> What is asked
Give the listing again exactly, omitting its images.

> Records
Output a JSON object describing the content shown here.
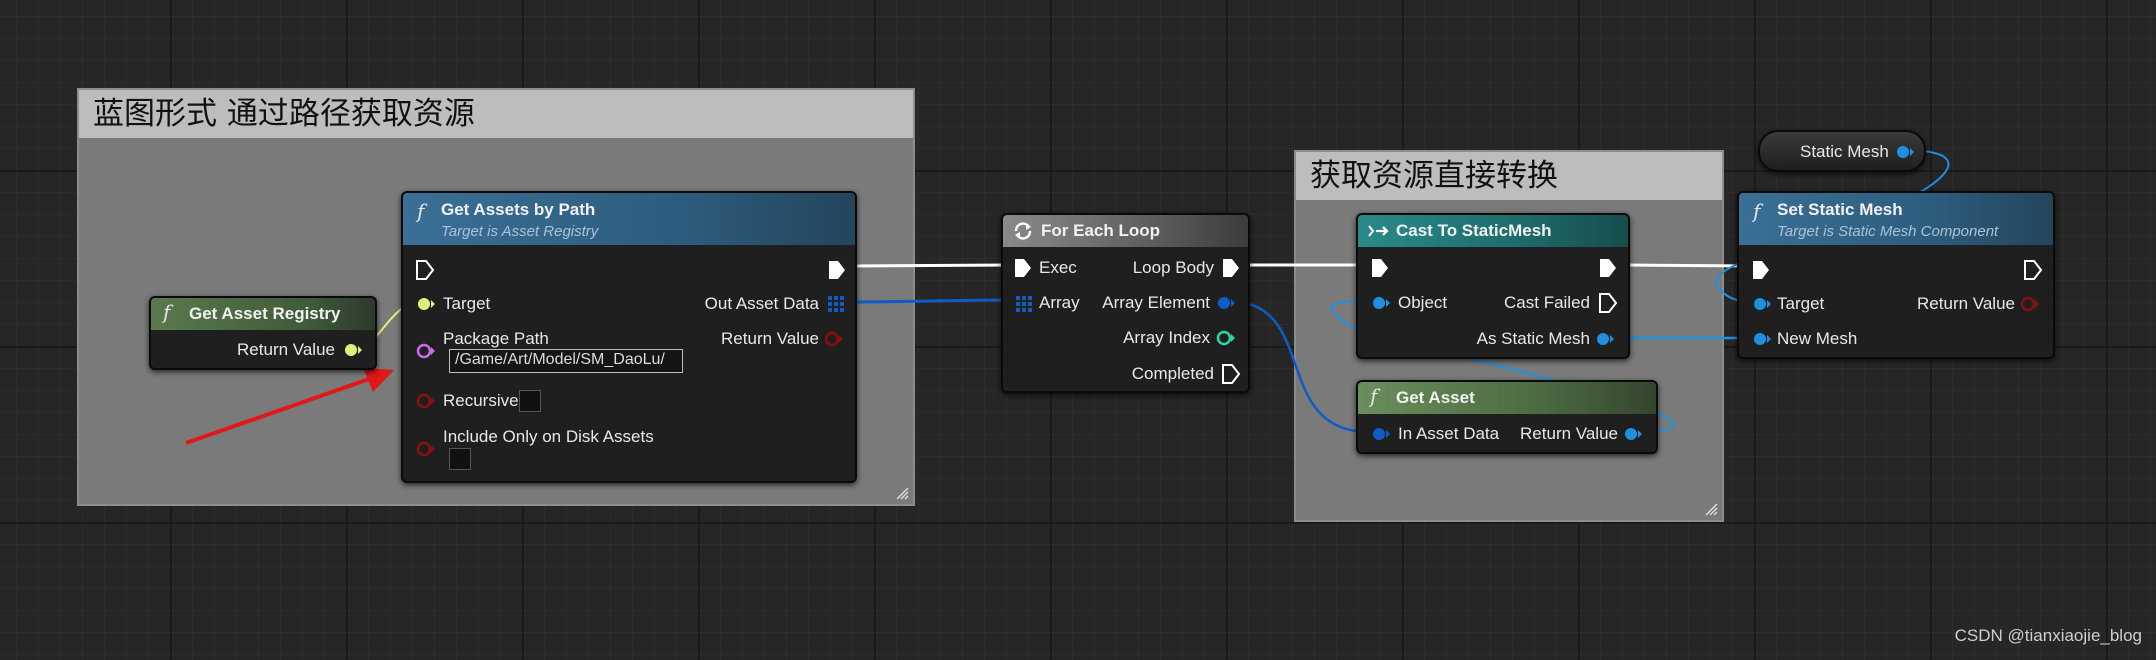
{
  "comments": {
    "left_title": "蓝图形式 通过路径获取资源",
    "right_title": "获取资源直接转换"
  },
  "nodes": {
    "get_asset_registry": {
      "title": "Get Asset Registry",
      "return_value": "Return Value"
    },
    "get_assets_by_path": {
      "title": "Get Assets by Path",
      "subtitle": "Target is Asset Registry",
      "target": "Target",
      "package_path": "Package Path",
      "package_path_value": "/Game/Art/Model/SM_DaoLu/",
      "recursive": "Recursive",
      "include_only_on_disk": "Include Only on Disk Assets",
      "out_asset_data": "Out Asset Data",
      "return_value": "Return Value"
    },
    "for_each_loop": {
      "title": "For Each Loop",
      "exec": "Exec",
      "array": "Array",
      "loop_body": "Loop Body",
      "array_element": "Array Element",
      "array_index": "Array Index",
      "completed": "Completed"
    },
    "cast_to_static_mesh": {
      "title": "Cast To StaticMesh",
      "object": "Object",
      "cast_failed": "Cast Failed",
      "as_static_mesh": "As Static Mesh"
    },
    "get_asset": {
      "title": "Get Asset",
      "in_asset_data": "In Asset Data",
      "return_value": "Return Value"
    },
    "static_mesh_var": {
      "label": "Static Mesh"
    },
    "set_static_mesh": {
      "title": "Set Static Mesh",
      "subtitle": "Target is Static Mesh Component",
      "target": "Target",
      "new_mesh": "New Mesh",
      "return_value": "Return Value"
    }
  },
  "watermark": "CSDN @tianxiaojie_blog",
  "colors": {
    "exec": "#ffffff",
    "object_pin": "#1f8fe0",
    "struct_pin": "#0e5dc7",
    "int_pin": "#2fd3a6",
    "bool_pin": "#8b0f0f",
    "string_pin": "#c86ce8",
    "registry_pin": "#e3ef7a",
    "func_header_green": "#5a7a4e",
    "func_header_blue": "#2d5d7e",
    "macro_header": "#6e6e6e",
    "cast_header": "#1f6b6b",
    "arrow": "#e01818"
  }
}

> Answer in full
Output a JSON object describing the content shown here.
{
  "comments": {
    "left_title": "蓝图形式 通过路径获取资源",
    "right_title": "获取资源直接转换"
  },
  "nodes": {
    "get_asset_registry": {
      "title": "Get Asset Registry",
      "return_value": "Return Value"
    },
    "get_assets_by_path": {
      "title": "Get Assets by Path",
      "subtitle": "Target is Asset Registry",
      "target": "Target",
      "package_path": "Package Path",
      "package_path_value": "/Game/Art/Model/SM_DaoLu/",
      "recursive": "Recursive",
      "include_only_on_disk": "Include Only on Disk Assets",
      "out_asset_data": "Out Asset Data",
      "return_value": "Return Value"
    },
    "for_each_loop": {
      "title": "For Each Loop",
      "exec": "Exec",
      "array": "Array",
      "loop_body": "Loop Body",
      "array_element": "Array Element",
      "array_index": "Array Index",
      "completed": "Completed"
    },
    "cast_to_static_mesh": {
      "title": "Cast To StaticMesh",
      "object": "Object",
      "cast_failed": "Cast Failed",
      "as_static_mesh": "As Static Mesh"
    },
    "get_asset": {
      "title": "Get Asset",
      "in_asset_data": "In Asset Data",
      "return_value": "Return Value"
    },
    "static_mesh_var": {
      "label": "Static Mesh"
    },
    "set_static_mesh": {
      "title": "Set Static Mesh",
      "subtitle": "Target is Static Mesh Component",
      "target": "Target",
      "new_mesh": "New Mesh",
      "return_value": "Return Value"
    }
  },
  "watermark": "CSDN @tianxiaojie_blog",
  "colors": {
    "exec": "#ffffff",
    "object_pin": "#1f8fe0",
    "struct_pin": "#0e5dc7",
    "int_pin": "#2fd3a6",
    "bool_pin": "#8b0f0f",
    "string_pin": "#c86ce8",
    "registry_pin": "#e3ef7a",
    "func_header_green": "#5a7a4e",
    "func_header_blue": "#2d5d7e",
    "macro_header": "#6e6e6e",
    "cast_header": "#1f6b6b",
    "arrow": "#e01818"
  }
}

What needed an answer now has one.